Below are some records. Say how many of their lines include the string "knee", giving only the number.

▶ _Entries supplied_:
"""

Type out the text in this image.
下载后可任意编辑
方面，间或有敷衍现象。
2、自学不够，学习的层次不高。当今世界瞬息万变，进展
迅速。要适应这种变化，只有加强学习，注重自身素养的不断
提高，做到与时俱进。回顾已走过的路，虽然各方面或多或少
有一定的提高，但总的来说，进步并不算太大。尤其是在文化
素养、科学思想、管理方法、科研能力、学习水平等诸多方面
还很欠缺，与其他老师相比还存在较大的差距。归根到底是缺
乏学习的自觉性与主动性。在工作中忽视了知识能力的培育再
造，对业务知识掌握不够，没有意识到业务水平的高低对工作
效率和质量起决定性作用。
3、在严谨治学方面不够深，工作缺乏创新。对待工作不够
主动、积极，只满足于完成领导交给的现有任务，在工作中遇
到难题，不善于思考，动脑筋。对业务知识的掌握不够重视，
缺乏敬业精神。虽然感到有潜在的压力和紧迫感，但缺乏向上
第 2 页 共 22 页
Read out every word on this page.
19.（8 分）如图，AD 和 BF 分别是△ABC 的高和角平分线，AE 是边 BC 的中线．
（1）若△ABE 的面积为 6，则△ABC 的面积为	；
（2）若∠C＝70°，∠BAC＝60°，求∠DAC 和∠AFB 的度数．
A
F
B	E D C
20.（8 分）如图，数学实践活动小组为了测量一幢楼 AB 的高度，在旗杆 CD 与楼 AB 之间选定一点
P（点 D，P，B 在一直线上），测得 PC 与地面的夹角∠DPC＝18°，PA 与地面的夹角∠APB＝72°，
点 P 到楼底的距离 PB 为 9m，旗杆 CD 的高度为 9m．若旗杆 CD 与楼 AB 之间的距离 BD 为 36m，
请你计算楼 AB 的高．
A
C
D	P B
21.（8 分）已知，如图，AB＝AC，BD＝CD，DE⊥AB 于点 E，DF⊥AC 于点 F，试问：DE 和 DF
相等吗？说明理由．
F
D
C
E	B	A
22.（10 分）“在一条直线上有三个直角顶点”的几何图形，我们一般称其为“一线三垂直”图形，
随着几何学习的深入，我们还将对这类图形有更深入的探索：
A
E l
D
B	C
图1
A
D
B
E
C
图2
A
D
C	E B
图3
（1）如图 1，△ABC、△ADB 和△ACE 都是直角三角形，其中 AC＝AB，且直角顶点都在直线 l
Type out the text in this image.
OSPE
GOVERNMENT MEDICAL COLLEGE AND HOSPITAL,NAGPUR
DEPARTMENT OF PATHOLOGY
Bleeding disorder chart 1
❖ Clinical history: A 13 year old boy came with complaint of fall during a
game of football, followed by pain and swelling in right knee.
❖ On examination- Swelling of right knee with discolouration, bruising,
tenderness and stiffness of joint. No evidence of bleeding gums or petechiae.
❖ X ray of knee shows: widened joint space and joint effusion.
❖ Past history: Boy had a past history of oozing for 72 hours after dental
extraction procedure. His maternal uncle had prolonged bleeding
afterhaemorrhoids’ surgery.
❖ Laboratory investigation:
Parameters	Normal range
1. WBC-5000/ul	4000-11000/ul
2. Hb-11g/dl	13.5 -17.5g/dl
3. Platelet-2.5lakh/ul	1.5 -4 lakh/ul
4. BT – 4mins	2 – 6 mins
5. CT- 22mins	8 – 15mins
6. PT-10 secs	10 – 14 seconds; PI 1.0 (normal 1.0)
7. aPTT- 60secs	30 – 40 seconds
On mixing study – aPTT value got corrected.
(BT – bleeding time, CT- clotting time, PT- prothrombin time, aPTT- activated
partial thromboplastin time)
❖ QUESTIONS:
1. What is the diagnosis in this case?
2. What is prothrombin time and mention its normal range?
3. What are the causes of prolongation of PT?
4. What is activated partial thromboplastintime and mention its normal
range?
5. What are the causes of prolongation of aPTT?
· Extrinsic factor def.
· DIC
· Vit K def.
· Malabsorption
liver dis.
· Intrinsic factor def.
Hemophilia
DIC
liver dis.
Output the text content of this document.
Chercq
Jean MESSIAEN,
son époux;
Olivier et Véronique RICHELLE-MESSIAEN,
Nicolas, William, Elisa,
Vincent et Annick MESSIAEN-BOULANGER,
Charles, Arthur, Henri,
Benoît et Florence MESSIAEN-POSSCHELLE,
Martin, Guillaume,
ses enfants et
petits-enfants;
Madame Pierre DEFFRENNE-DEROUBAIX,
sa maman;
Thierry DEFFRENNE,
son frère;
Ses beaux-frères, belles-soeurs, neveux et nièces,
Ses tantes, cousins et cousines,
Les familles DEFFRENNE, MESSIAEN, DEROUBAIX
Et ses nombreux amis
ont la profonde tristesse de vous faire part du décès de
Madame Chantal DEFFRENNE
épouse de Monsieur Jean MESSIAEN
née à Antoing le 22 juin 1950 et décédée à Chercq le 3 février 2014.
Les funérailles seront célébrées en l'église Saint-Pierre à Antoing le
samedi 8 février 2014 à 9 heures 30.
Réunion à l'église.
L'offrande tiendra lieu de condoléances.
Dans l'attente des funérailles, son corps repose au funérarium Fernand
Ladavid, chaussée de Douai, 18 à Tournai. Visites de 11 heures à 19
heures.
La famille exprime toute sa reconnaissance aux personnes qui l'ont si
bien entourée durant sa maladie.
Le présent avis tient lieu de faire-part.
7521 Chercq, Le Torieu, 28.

"""

▶ _Expected answer_:
3